### What the exercise asks
Copy all of the material exactly. Pictures are not to appear in the copy.

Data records
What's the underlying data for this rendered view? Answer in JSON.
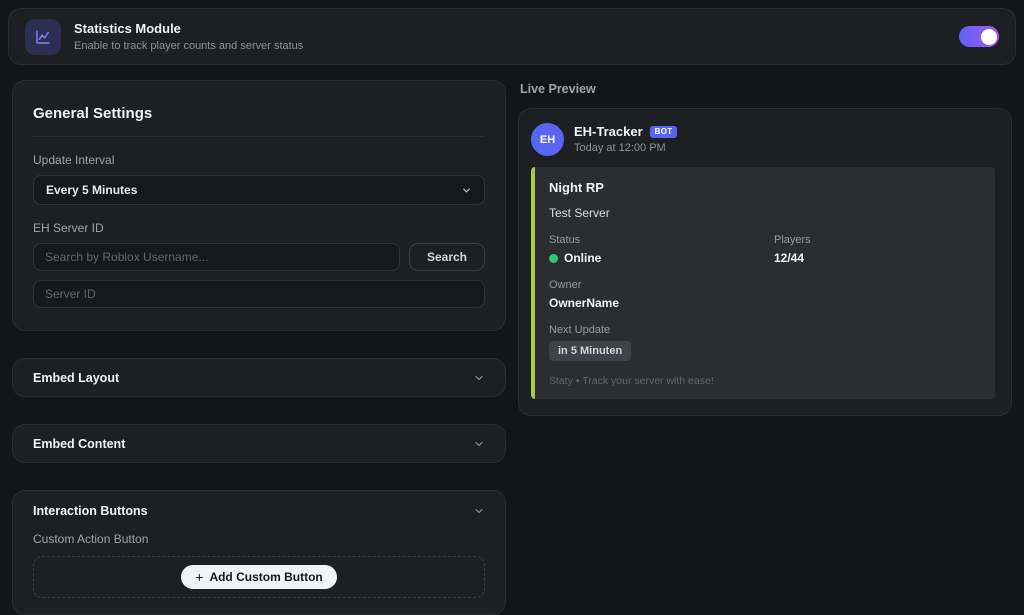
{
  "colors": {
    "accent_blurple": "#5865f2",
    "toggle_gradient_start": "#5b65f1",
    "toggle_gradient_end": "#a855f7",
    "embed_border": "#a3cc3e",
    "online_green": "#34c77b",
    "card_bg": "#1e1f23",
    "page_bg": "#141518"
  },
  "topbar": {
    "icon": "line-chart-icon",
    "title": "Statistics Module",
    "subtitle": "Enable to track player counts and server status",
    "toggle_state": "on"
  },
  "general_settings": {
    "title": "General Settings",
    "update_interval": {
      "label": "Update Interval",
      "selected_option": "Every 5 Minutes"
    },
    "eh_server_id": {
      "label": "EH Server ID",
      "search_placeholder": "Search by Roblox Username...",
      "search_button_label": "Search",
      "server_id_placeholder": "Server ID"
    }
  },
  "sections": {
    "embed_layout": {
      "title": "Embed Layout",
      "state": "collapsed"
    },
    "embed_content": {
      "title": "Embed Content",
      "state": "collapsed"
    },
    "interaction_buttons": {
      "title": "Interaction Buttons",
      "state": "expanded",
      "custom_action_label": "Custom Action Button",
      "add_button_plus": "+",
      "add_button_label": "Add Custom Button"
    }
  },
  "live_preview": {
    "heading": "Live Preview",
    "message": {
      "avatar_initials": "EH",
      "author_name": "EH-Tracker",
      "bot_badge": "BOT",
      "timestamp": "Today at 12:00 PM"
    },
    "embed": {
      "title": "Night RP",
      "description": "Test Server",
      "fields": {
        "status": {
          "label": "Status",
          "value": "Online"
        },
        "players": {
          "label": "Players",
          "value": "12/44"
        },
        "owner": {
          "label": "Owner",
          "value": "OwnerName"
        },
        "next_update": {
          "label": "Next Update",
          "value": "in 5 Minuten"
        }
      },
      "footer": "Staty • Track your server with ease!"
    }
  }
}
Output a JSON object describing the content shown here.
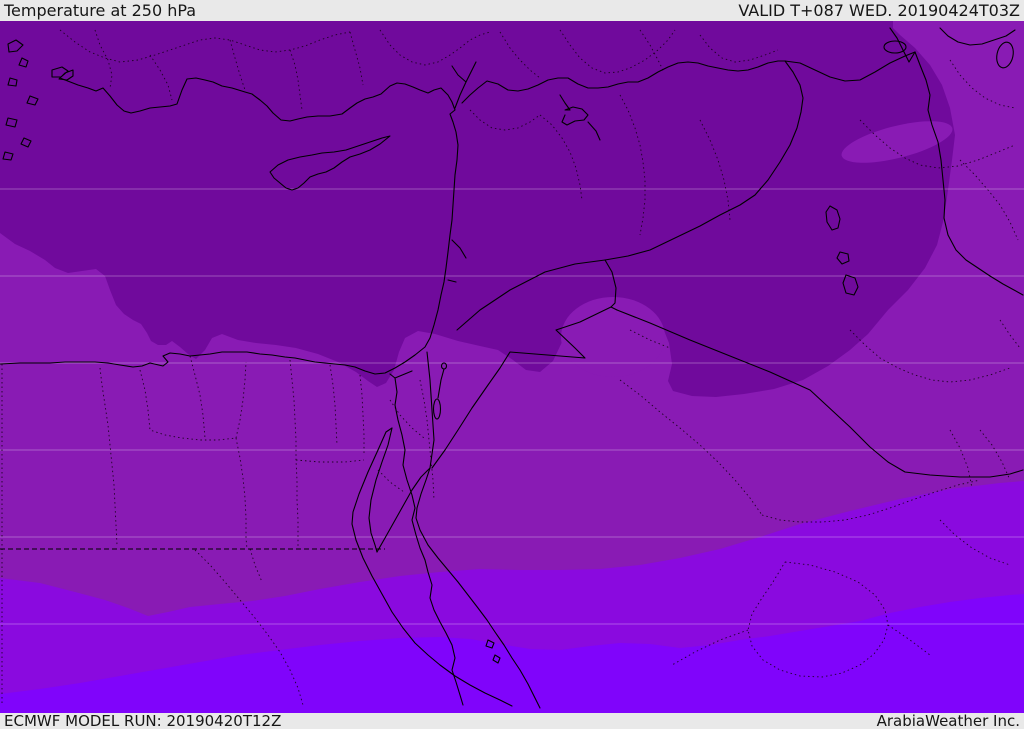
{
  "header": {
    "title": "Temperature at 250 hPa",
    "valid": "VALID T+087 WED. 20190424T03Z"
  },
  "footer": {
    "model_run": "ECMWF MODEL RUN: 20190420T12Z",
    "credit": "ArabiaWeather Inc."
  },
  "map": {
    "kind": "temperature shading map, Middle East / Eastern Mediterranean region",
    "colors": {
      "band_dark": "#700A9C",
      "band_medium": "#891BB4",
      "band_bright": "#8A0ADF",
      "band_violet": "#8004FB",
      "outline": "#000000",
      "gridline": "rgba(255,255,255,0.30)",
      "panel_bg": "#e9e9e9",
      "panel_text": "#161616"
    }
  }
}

### Exercise solution
What's the underlying data for this rendered view? Answer in JSON.
{
  "colors": {
    "accent_blurple": "#5865f2",
    "toggle_gradient_start": "#5b65f1",
    "toggle_gradient_end": "#a855f7",
    "embed_border": "#a3cc3e",
    "online_green": "#34c77b",
    "card_bg": "#1e1f23",
    "page_bg": "#141518"
  },
  "topbar": {
    "icon": "line-chart-icon",
    "title": "Statistics Module",
    "subtitle": "Enable to track player counts and server status",
    "toggle_state": "on"
  },
  "general_settings": {
    "title": "General Settings",
    "update_interval": {
      "label": "Update Interval",
      "selected_option": "Every 5 Minutes"
    },
    "eh_server_id": {
      "label": "EH Server ID",
      "search_placeholder": "Search by Roblox Username...",
      "search_button_label": "Search",
      "server_id_placeholder": "Server ID"
    }
  },
  "sections": {
    "embed_layout": {
      "title": "Embed Layout",
      "state": "collapsed"
    },
    "embed_content": {
      "title": "Embed Content",
      "state": "collapsed"
    },
    "interaction_buttons": {
      "title": "Interaction Buttons",
      "state": "expanded",
      "custom_action_label": "Custom Action Button",
      "add_button_plus": "+",
      "add_button_label": "Add Custom Button"
    }
  },
  "live_preview": {
    "heading": "Live Preview",
    "message": {
      "avatar_initials": "EH",
      "author_name": "EH-Tracker",
      "bot_badge": "BOT",
      "timestamp": "Today at 12:00 PM"
    },
    "embed": {
      "title": "Night RP",
      "description": "Test Server",
      "fields": {
        "status": {
          "label": "Status",
          "value": "Online"
        },
        "players": {
          "label": "Players",
          "value": "12/44"
        },
        "owner": {
          "label": "Owner",
          "value": "OwnerName"
        },
        "next_update": {
          "label": "Next Update",
          "value": "in 5 Minuten"
        }
      },
      "footer": "Staty • Track your server with ease!"
    }
  }
}
Output a JSON object describing the content shown here.
{
  "header": {
    "title": "Temperature at 250 hPa",
    "valid": "VALID T+087 WED. 20190424T03Z"
  },
  "footer": {
    "model_run": "ECMWF MODEL RUN: 20190420T12Z",
    "credit": "ArabiaWeather Inc."
  },
  "map": {
    "kind": "temperature shading map, Middle East / Eastern Mediterranean region",
    "colors": {
      "band_dark": "#700A9C",
      "band_medium": "#891BB4",
      "band_bright": "#8A0ADF",
      "band_violet": "#8004FB",
      "outline": "#000000",
      "gridline": "rgba(255,255,255,0.30)",
      "panel_bg": "#e9e9e9",
      "panel_text": "#161616"
    }
  }
}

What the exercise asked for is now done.